▶ **What you are asked to do**
State how many lines below hold the word "color". Give that number and no other text.

(Information given)

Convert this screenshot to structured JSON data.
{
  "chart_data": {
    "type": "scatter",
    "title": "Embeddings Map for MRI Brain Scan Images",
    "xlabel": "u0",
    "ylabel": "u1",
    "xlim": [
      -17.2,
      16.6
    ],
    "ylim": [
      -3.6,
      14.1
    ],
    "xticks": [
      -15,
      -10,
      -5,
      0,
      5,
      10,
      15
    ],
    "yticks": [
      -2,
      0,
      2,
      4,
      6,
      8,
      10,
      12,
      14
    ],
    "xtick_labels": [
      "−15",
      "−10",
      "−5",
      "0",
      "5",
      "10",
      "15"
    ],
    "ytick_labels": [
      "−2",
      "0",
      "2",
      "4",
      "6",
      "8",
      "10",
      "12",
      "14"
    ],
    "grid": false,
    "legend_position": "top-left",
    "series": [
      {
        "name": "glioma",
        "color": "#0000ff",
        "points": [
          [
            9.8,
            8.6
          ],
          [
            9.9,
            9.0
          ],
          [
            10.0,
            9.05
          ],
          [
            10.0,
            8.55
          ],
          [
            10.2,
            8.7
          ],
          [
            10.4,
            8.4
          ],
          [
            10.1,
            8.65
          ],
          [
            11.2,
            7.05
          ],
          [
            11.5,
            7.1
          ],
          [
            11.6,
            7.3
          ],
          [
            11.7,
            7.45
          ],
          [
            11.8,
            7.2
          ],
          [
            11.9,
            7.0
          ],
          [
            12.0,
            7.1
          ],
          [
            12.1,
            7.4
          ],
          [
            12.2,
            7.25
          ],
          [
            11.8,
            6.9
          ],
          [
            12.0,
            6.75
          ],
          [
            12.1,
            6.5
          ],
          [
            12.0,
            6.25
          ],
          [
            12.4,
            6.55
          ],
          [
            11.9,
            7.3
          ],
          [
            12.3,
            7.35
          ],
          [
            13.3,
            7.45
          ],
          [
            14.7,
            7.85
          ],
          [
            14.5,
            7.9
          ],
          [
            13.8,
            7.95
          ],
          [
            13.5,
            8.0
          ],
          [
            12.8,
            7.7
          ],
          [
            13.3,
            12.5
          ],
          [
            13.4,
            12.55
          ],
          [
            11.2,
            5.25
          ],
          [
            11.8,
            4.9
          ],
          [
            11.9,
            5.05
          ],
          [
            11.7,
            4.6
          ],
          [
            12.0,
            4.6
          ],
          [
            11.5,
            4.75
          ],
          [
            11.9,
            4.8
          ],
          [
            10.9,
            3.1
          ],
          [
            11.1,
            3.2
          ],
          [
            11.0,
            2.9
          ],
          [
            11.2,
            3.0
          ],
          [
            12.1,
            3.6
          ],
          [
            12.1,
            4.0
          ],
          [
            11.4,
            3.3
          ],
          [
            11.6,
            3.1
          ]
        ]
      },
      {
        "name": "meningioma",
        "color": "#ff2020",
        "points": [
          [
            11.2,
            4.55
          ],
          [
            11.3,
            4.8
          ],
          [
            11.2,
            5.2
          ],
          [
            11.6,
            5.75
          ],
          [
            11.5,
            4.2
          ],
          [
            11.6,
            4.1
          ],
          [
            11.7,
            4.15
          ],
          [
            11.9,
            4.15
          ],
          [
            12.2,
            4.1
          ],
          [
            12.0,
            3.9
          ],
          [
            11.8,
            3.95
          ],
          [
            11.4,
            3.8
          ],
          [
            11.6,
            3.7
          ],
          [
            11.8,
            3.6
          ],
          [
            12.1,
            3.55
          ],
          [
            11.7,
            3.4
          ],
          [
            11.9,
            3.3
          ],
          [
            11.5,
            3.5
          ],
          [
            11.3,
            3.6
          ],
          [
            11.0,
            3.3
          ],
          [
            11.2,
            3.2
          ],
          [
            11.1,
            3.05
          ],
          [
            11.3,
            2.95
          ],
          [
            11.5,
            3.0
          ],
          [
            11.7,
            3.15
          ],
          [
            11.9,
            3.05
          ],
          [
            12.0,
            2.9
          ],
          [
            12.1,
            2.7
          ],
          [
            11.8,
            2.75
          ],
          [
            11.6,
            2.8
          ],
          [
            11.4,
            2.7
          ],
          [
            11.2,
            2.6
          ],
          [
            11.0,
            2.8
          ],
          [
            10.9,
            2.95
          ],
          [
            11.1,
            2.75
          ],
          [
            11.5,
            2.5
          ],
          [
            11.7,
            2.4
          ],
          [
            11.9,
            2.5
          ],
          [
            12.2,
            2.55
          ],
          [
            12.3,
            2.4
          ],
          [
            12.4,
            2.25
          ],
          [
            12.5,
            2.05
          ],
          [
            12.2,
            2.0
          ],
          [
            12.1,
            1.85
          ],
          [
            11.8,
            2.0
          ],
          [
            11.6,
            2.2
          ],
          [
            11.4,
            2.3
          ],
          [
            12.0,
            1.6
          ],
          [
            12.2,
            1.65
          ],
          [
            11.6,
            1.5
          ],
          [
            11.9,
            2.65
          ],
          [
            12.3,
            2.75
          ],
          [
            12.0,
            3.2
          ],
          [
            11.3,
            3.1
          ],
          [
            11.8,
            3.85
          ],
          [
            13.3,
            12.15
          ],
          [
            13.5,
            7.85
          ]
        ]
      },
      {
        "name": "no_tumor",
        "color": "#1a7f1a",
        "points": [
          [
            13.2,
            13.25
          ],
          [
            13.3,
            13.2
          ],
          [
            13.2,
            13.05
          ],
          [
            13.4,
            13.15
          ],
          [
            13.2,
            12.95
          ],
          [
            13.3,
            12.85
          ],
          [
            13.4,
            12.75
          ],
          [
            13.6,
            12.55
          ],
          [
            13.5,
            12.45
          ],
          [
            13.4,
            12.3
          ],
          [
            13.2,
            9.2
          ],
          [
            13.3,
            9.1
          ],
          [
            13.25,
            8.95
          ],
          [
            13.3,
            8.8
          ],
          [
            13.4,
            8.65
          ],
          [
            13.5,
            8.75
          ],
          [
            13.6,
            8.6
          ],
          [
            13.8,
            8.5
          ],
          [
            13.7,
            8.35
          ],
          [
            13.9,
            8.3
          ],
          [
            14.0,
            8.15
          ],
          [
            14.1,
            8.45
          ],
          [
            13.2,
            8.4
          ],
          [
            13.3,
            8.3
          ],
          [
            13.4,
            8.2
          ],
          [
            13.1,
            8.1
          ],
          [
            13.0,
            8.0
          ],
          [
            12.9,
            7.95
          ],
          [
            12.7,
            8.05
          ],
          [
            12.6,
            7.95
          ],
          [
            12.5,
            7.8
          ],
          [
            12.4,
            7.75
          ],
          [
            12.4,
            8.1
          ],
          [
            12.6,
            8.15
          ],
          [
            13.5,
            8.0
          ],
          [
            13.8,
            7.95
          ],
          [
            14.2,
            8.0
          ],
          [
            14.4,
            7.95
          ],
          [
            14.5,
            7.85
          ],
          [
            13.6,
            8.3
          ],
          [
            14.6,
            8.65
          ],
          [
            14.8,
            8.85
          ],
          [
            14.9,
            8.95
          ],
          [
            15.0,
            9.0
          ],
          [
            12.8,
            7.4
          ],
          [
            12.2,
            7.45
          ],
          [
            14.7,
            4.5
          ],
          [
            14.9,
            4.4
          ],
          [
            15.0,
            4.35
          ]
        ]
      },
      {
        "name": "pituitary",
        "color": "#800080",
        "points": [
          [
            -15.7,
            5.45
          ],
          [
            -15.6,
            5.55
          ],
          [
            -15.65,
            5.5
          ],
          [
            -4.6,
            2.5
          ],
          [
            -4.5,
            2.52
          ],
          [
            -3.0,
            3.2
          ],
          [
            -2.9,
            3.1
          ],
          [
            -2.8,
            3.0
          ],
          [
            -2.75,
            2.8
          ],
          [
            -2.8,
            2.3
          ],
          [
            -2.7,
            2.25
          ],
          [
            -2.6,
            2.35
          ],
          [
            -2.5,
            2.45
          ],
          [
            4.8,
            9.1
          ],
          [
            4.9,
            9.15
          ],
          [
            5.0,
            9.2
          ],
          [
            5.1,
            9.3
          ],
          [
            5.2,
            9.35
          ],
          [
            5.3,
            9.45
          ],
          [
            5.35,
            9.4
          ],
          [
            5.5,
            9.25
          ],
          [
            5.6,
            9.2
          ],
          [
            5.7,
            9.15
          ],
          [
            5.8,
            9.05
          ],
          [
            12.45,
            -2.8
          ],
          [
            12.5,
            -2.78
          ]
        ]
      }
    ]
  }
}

(End Information given)

▶ **Answer**
4